Will you give the material below again, every line exactly as it is?

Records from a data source
┌────────

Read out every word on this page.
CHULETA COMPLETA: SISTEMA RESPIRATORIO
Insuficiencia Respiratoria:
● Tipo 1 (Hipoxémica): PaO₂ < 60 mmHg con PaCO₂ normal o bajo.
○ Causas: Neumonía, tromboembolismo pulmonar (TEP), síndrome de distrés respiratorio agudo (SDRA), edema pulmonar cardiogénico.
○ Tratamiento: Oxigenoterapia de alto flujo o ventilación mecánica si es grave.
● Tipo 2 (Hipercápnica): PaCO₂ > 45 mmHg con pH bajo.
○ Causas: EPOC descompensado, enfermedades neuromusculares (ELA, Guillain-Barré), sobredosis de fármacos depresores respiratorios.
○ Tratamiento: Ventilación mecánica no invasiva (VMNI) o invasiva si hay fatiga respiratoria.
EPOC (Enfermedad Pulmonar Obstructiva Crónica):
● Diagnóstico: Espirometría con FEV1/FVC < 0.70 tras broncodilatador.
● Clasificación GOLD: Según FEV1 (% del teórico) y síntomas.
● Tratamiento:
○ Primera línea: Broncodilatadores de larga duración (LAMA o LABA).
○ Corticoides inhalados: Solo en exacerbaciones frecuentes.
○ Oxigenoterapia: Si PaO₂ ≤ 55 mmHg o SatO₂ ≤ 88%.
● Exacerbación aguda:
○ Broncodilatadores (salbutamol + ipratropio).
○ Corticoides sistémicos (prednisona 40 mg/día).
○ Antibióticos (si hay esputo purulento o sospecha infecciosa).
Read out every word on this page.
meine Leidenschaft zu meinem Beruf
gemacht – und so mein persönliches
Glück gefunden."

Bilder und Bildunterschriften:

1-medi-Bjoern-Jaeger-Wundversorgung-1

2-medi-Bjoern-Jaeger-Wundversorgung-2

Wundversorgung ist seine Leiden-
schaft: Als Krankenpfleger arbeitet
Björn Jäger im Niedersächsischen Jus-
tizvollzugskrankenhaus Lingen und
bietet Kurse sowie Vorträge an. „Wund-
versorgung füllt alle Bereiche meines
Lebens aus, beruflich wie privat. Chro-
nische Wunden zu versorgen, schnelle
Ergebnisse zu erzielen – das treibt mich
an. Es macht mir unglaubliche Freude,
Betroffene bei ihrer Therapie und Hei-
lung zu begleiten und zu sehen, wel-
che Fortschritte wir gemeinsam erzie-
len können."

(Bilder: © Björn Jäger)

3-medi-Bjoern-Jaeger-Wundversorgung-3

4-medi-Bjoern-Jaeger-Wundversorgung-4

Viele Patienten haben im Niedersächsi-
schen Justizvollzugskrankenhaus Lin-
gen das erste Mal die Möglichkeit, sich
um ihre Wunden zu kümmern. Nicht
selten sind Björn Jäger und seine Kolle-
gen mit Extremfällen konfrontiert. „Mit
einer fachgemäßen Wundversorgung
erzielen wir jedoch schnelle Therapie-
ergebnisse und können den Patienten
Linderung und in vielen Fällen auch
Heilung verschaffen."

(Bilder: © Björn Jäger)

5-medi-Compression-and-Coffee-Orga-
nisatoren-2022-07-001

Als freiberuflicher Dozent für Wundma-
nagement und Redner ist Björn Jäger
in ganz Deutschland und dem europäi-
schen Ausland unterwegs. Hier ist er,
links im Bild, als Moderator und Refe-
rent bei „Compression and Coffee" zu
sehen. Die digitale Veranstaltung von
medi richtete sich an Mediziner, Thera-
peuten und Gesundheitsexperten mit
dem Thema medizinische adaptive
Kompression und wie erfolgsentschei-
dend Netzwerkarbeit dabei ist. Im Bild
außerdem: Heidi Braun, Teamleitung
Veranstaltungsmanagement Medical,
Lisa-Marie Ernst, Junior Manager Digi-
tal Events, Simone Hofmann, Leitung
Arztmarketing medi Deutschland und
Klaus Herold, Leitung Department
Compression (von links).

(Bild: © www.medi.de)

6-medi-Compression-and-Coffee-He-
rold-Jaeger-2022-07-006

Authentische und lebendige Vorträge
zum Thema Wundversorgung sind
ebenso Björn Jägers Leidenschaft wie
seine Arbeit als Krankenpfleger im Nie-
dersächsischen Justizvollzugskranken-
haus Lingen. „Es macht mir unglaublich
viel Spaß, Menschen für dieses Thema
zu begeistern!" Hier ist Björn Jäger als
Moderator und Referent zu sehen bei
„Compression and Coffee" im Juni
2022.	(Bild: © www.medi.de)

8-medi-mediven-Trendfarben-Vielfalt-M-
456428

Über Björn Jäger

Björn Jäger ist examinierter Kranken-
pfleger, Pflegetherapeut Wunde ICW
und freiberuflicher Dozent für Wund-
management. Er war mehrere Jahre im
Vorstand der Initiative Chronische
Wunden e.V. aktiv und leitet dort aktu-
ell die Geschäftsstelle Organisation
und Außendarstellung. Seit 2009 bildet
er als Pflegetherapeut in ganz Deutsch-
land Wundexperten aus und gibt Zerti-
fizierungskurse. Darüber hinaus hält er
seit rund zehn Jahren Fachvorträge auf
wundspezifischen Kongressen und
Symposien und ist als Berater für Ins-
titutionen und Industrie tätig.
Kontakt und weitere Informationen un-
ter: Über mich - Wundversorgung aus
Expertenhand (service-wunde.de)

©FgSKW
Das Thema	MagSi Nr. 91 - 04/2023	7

└────────

→ **Full answer**
Read out every word on this page.
CHULETA COMPLETA: SISTEMA RESPIRATORIO
Insuficiencia Respiratoria:
● Tipo 1 (Hipoxémica): PaO₂ < 60 mmHg con PaCO₂ normal o bajo.
○ Causas: Neumonía, tromboembolismo pulmonar (TEP), síndrome de distrés respiratorio agudo (SDRA), edema pulmonar cardiogénico.
○ Tratamiento: Oxigenoterapia de alto flujo o ventilación mecánica si es grave.
● Tipo 2 (Hipercápnica): PaCO₂ > 45 mmHg con pH bajo.
○ Causas: EPOC descompensado, enfermedades neuromusculares (ELA, Guillain-Barré), sobredosis de fármacos depresores respiratorios.
○ Tratamiento: Ventilación mecánica no invasiva (VMNI) o invasiva si hay fatiga respiratoria.
EPOC (Enfermedad Pulmonar Obstructiva Crónica):
● Diagnóstico: Espirometría con FEV1/FVC < 0.70 tras broncodilatador.
● Clasificación GOLD: Según FEV1 (% del teórico) y síntomas.
● Tratamiento:
○ Primera línea: Broncodilatadores de larga duración (LAMA o LABA).
○ Corticoides inhalados: Solo en exacerbaciones frecuentes.
○ Oxigenoterapia: Si PaO₂ ≤ 55 mmHg o SatO₂ ≤ 88%.
● Exacerbación aguda:
○ Broncodilatadores (salbutamol + ipratropio).
○ Corticoides sistémicos (prednisona 40 mg/día).
○ Antibióticos (si hay esputo purulento o sospecha infecciosa).
Read out every word on this page.
meine Leidenschaft zu meinem Beruf
gemacht – und so mein persönliches
Glück gefunden."

Bilder und Bildunterschriften:

1-medi-Bjoern-Jaeger-Wundversorgung-1

2-medi-Bjoern-Jaeger-Wundversorgung-2

Wundversorgung ist seine Leiden-
schaft: Als Krankenpfleger arbeitet
Björn Jäger im Niedersächsischen Jus-
tizvollzugskrankenhaus Lingen und
bietet Kurse sowie Vorträge an. „Wund-
versorgung füllt alle Bereiche meines
Lebens aus, beruflich wie privat. Chro-
nische Wunden zu versorgen, schnelle
Ergebnisse zu erzielen – das treibt mich
an. Es macht mir unglaubliche Freude,
Betroffene bei ihrer Therapie und Hei-
lung zu begleiten und zu sehen, wel-
che Fortschritte wir gemeinsam erzie-
len können."

(Bilder: © Björn Jäger)

3-medi-Bjoern-Jaeger-Wundversorgung-3

4-medi-Bjoern-Jaeger-Wundversorgung-4

Viele Patienten haben im Niedersächsi-
schen Justizvollzugskrankenhaus Lin-
gen das erste Mal die Möglichkeit, sich
um ihre Wunden zu kümmern. Nicht
selten sind Björn Jäger und seine Kolle-
gen mit Extremfällen konfrontiert. „Mit
einer fachgemäßen Wundversorgung
erzielen wir jedoch schnelle Therapie-
ergebnisse und können den Patienten
Linderung und in vielen Fällen auch
Heilung verschaffen."

(Bilder: © Björn Jäger)

5-medi-Compression-and-Coffee-Orga-
nisatoren-2022-07-001

Als freiberuflicher Dozent für Wundma-
nagement und Redner ist Björn Jäger
in ganz Deutschland und dem europäi-
schen Ausland unterwegs. Hier ist er,
links im Bild, als Moderator und Refe-
rent bei „Compression and Coffee" zu
sehen. Die digitale Veranstaltung von
medi richtete sich an Mediziner, Thera-
peuten und Gesundheitsexperten mit
dem Thema medizinische adaptive
Kompression und wie erfolgsentschei-
dend Netzwerkarbeit dabei ist. Im Bild
außerdem: Heidi Braun, Teamleitung
Veranstaltungsmanagement Medical,
Lisa-Marie Ernst, Junior Manager Digi-
tal Events, Simone Hofmann, Leitung
Arztmarketing medi Deutschland und
Klaus Herold, Leitung Department
Compression (von links).

(Bild: © www.medi.de)

6-medi-Compression-and-Coffee-He-
rold-Jaeger-2022-07-006

Authentische und lebendige Vorträge
zum Thema Wundversorgung sind
ebenso Björn Jägers Leidenschaft wie
seine Arbeit als Krankenpfleger im Nie-
dersächsischen Justizvollzugskranken-
haus Lingen. „Es macht mir unglaublich
viel Spaß, Menschen für dieses Thema
zu begeistern!" Hier ist Björn Jäger als
Moderator und Referent zu sehen bei
„Compression and Coffee" im Juni
2022.	(Bild: © www.medi.de)

8-medi-mediven-Trendfarben-Vielfalt-M-
456428

Über Björn Jäger

Björn Jäger ist examinierter Kranken-
pfleger, Pflegetherapeut Wunde ICW
und freiberuflicher Dozent für Wund-
management. Er war mehrere Jahre im
Vorstand der Initiative Chronische
Wunden e.V. aktiv und leitet dort aktu-
ell die Geschäftsstelle Organisation
und Außendarstellung. Seit 2009 bildet
er als Pflegetherapeut in ganz Deutsch-
land Wundexperten aus und gibt Zerti-
fizierungskurse. Darüber hinaus hält er
seit rund zehn Jahren Fachvorträge auf
wundspezifischen Kongressen und
Symposien und ist als Berater für Ins-
titutionen und Industrie tätig.
Kontakt und weitere Informationen un-
ter: Über mich - Wundversorgung aus
Expertenhand (service-wunde.de)

©FgSKW
Das Thema	MagSi Nr. 91 - 04/2023	7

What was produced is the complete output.